- [Problem details] Examine each line of the data. Copy those that contain the string "left".

- [Provided data]
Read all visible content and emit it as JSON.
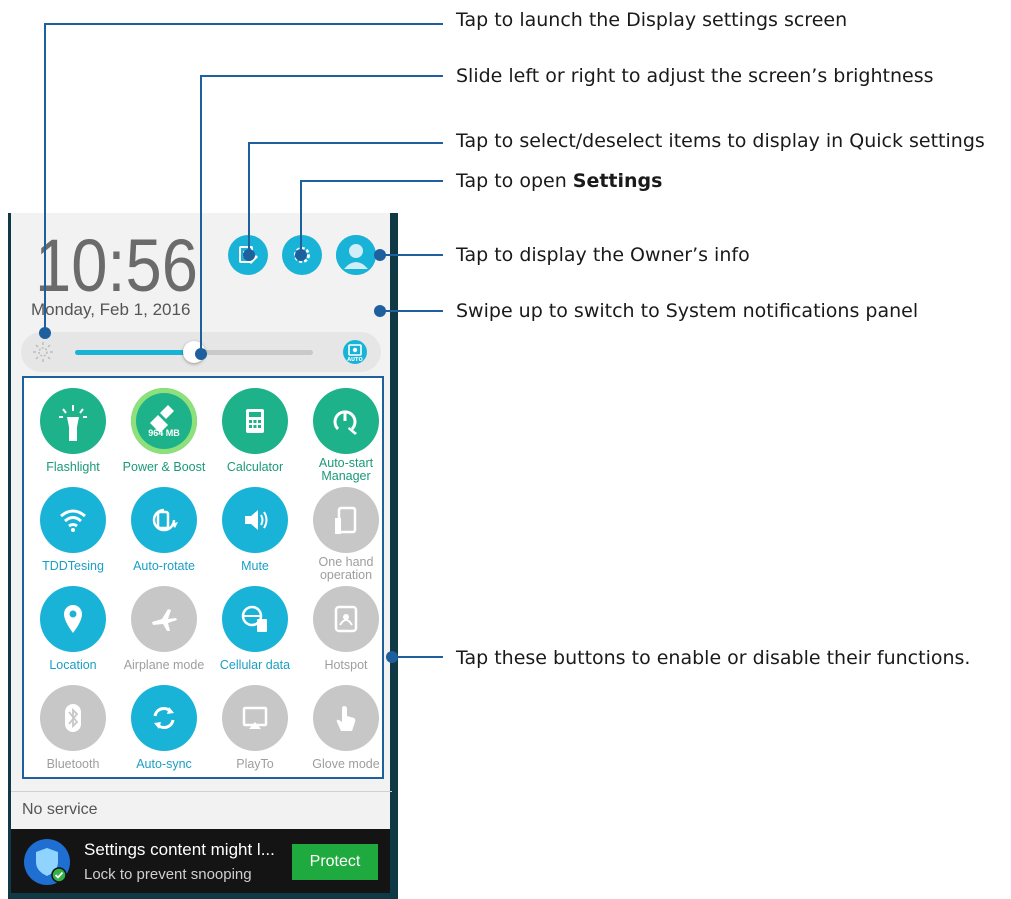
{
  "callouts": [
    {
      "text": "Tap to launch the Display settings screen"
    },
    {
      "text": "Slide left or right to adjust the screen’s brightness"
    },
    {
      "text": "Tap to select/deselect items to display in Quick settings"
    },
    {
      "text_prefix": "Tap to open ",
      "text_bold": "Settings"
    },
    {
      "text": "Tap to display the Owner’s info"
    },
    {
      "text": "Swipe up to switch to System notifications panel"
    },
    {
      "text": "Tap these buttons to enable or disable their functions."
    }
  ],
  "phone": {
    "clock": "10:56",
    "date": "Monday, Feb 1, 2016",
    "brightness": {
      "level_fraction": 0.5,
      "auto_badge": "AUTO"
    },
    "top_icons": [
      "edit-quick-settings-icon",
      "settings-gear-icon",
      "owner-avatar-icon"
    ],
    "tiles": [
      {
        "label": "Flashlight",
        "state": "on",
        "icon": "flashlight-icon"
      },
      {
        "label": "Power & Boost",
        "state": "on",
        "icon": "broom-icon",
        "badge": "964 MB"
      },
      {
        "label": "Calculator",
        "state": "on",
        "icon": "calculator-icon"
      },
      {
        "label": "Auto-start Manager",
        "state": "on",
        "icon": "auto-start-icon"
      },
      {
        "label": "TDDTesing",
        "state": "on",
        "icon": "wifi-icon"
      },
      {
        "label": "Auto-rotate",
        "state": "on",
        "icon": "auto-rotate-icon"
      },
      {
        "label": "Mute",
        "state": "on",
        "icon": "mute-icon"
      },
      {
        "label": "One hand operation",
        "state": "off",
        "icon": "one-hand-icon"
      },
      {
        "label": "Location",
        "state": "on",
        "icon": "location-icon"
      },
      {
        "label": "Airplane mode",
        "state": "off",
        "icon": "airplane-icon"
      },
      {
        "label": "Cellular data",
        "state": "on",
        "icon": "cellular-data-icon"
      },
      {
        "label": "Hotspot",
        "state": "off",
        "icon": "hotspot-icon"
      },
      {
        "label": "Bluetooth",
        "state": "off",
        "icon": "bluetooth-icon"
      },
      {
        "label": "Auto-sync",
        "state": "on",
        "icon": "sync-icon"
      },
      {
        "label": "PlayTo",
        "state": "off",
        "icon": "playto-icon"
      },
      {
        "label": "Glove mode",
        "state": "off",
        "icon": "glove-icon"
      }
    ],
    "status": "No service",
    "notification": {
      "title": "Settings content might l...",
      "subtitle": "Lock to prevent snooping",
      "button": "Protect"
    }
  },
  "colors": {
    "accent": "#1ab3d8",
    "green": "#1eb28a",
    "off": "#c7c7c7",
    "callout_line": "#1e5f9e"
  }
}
...
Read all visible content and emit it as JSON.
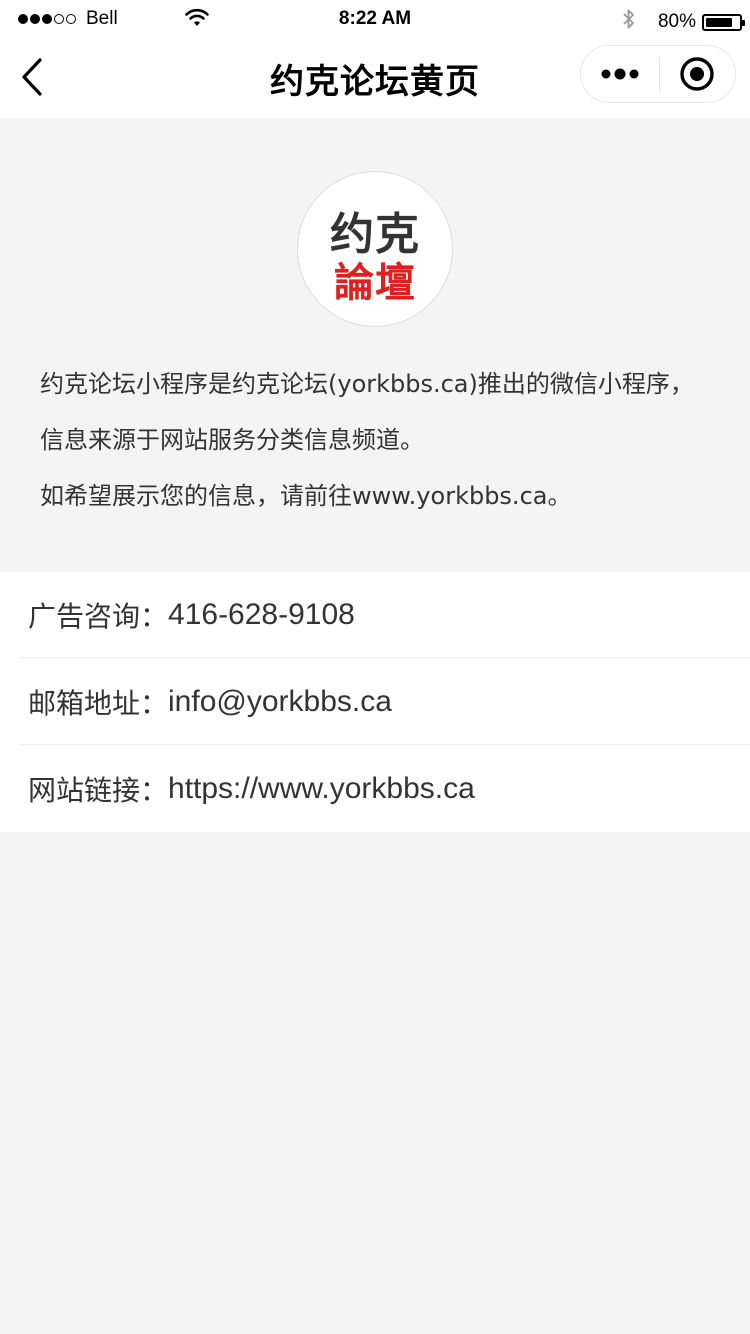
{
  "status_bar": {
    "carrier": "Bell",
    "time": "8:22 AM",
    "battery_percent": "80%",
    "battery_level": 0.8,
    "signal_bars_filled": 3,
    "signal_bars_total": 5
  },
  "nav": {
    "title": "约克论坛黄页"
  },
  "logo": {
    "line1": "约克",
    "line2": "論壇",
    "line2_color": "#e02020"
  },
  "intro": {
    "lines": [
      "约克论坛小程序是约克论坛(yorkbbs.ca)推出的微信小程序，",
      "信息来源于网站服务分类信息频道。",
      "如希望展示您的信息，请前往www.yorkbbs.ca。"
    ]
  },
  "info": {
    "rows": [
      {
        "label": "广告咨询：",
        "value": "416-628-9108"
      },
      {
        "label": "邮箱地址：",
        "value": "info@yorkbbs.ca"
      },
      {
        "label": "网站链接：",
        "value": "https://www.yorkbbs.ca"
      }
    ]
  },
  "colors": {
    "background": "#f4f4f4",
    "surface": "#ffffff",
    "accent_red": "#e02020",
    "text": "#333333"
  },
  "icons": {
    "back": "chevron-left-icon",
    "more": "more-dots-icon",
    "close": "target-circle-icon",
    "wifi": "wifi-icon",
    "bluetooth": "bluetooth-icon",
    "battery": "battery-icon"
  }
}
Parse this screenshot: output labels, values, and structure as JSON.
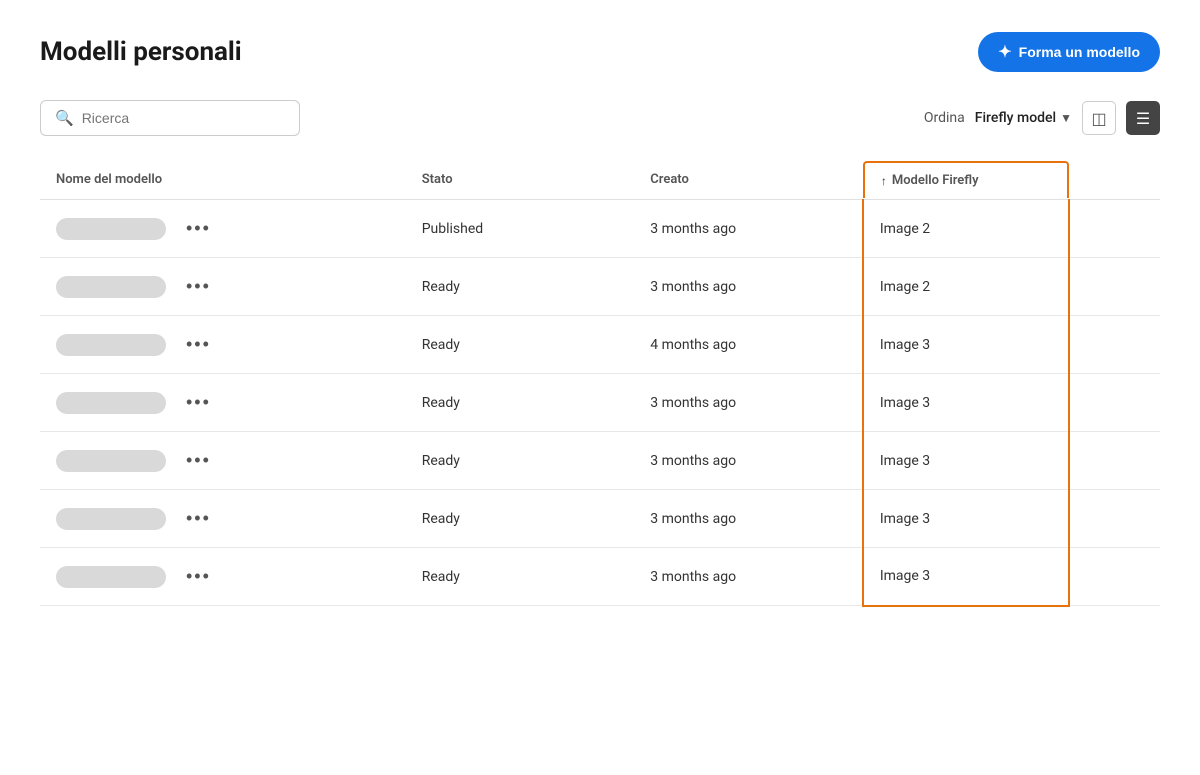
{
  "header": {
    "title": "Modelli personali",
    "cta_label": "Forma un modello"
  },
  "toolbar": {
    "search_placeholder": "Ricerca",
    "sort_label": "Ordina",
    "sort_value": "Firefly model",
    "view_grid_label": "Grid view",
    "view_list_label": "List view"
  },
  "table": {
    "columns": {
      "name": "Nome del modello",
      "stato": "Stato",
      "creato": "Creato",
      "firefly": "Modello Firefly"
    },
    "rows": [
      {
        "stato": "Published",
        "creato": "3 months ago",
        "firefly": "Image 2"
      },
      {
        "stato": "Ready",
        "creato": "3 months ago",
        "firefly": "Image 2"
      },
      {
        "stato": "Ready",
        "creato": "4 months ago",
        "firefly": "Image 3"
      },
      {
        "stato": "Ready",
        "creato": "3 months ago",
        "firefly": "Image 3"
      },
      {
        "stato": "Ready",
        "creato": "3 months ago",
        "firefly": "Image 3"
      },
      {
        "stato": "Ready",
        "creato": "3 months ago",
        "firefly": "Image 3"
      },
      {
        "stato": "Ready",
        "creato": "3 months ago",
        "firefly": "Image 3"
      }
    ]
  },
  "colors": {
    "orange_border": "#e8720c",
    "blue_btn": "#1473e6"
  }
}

- [Solution]
      "text": "Slide left or right to adjust the screen’s brightness"
    "back": "chevron-left-icon",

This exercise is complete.